• **What to produce**
Wherever a line below holds the word "defined", copy that line.

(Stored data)
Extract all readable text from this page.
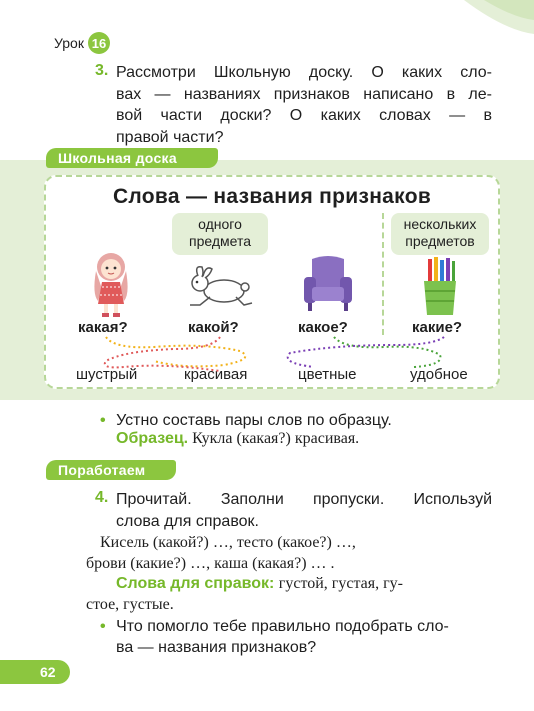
Урок 16
3. Рассмотри Школьную доску. О каких сло-
вах — названиях признаков написано в ле-
вой части доски? О каких словах — в
правой части?
Школьная доска
Слова — названия признаков
одного
предмета
нескольких
предметов
какая?	какой?	какое?	какие?
шустрый	красивая	цветные	удобное
• Устно составь пары слов по образцу.
Образец. Кукла (какая?) красивая.
Поработаем
4. Прочитай. Заполни пропуски. Используй
слова для справок.
Кисель (какой?) …, тесто (какое?) …,
брови (какие?) …, каша (какая?) … .
Слова для справок: густой, густая, гу-
стое, густые.
• Что помогло тебе правильно подобрать сло-
ва — названия признаков?
62
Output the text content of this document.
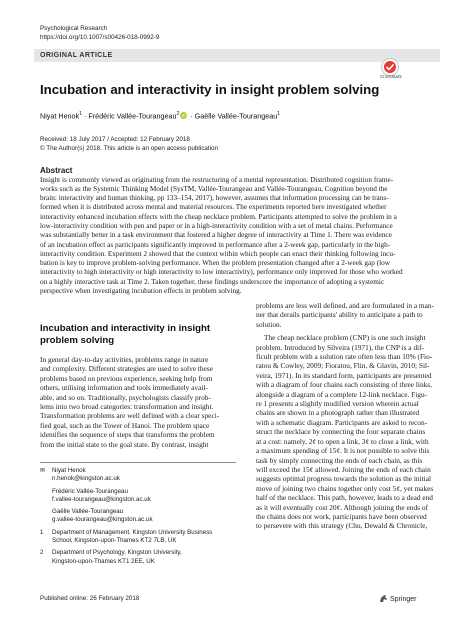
Psychological Research
https://doi.org/10.1007/s00426-018-0992-9
ORIGINAL ARTICLE
CrossMark
Incubation and interactivity in insight problem solving
Niyat Henok$^1$ · Frédéric Vallée-Tourangeau$^2$ iD · Gaëlle Vallée-Tourangeau$^1$
Received: 18 July 2017 / Accepted: 12 February 2018
© The Author(s) 2018. This article is an open access publication
Abstract
Insight is commonly viewed as originating from the restructuring of a mental representation. Distributed cognition frame-
works such as the Systemic Thinking Model (SysTM, Vallée-Tourangeau and Vallée-Tourangeau, Cognition beyond the
brain: interactivity and human thinking, pp 133–154, 2017), however, assumes that information processing can be trans-
formed when it is distributed across mental and material resources. The experiments reported here investigated whether
interactivity enhanced incubation effects with the cheap necklace problem. Participants attempted to solve the problem in a
low-interactivity condition with pen and paper or in a high-interactivity condition with a set of metal chains. Performance
was substantially better in a task environment that fostered a higher degree of interactivity at Time 1. There was evidence
of an incubation effect as participants significantly improved in performance after a 2-week gap, particularly in the high-
interactivity condition. Experiment 2 showed that the context within which people can enact their thinking following incu-
bation is key to improve problem-solving performance. When the problem presentation changed after a 2-week gap (low
interactivity to high interactivity or high interactivity to low interactivity), performance only improved for those who worked
on a highly interactive task at Time 2. Taken together, these findings underscore the importance of adopting a systemic
perspective when investigating incubation effects in problem solving.
Incubation and interactivity in insight
problem solving
In general day-to-day activities, problems range in nature
and complexity. Different strategies are used to solve these
problems based on previous experience, seeking help from
others, utilising information and tools immediately avail-
able, and so on. Traditionally, psychologists classify prob-
lems into two broad categories: transformation and insight.
Transformation problems are well defined with a clear speci-
fied goal, such as the Tower of Hanoi. The problem space
identifies the sequence of steps that transforms the problem
from the initial state to the goal state. By contrast, insight
✉ Niyat Henok
n.henok@kingston.ac.uk
Frédéric Vallée-Tourangeau
f.vallee-tourangeau@kingston.ac.uk
Gaëlle Vallée-Tourangeau
g.vallee-tourangeau@kingston.ac.uk
1 Department of Management, Kingston University Business
School, Kingston-upon-Thames KT2 7LB, UK
2 Department of Psychology, Kingston University,
Kingston-upon-Thames KT1 2EE, UK
problems are less well defined, and are formulated in a man-
ner that derails participants' ability to anticipate a path to
solution.
The cheap necklace problem (CNP) is one such insight
problem. Introduced by Silveira (1971), the CNP is a dif-
ficult problem with a solution rate often less than 10% (Fio-
ratou & Cowley, 2009; Fioratou, Flin, & Glavin, 2010; Sil-
veira, 1971). In its standard form, participants are presented
with a diagram of four chains each consisting of three links,
alongside a diagram of a complete 12-link necklace. Figu-
re 1 presents a slightly modified version wherein actual
chains are shown in a photograph rather than illustrated
with a schematic diagram. Participants are asked to recon-
struct the necklace by connecting the four separate chains
at a cost: namely, 2¢ to open a link, 3¢ to close a link, with
a maximum spending of 15¢. It is not possible to solve this
task by simply connecting the ends of each chain, as this
will exceed the 15¢ allowed. Joining the ends of each chain
suggests optimal progress towards the solution as the initial
move of joining two chains together only cost 5¢, yet makes
half of the necklace. This path, however, leads to a dead end
as it will eventually cost 20¢. Although joining the ends of
the chains does not work, participants have been observed
to persevere with this strategy (Chu, Dewald & Chronicle,
Published online: 26 February 2018	Springer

• **Response to the task**
Transformation problems are well defined with a clear speci-
problems are less well defined, and are formulated in a man-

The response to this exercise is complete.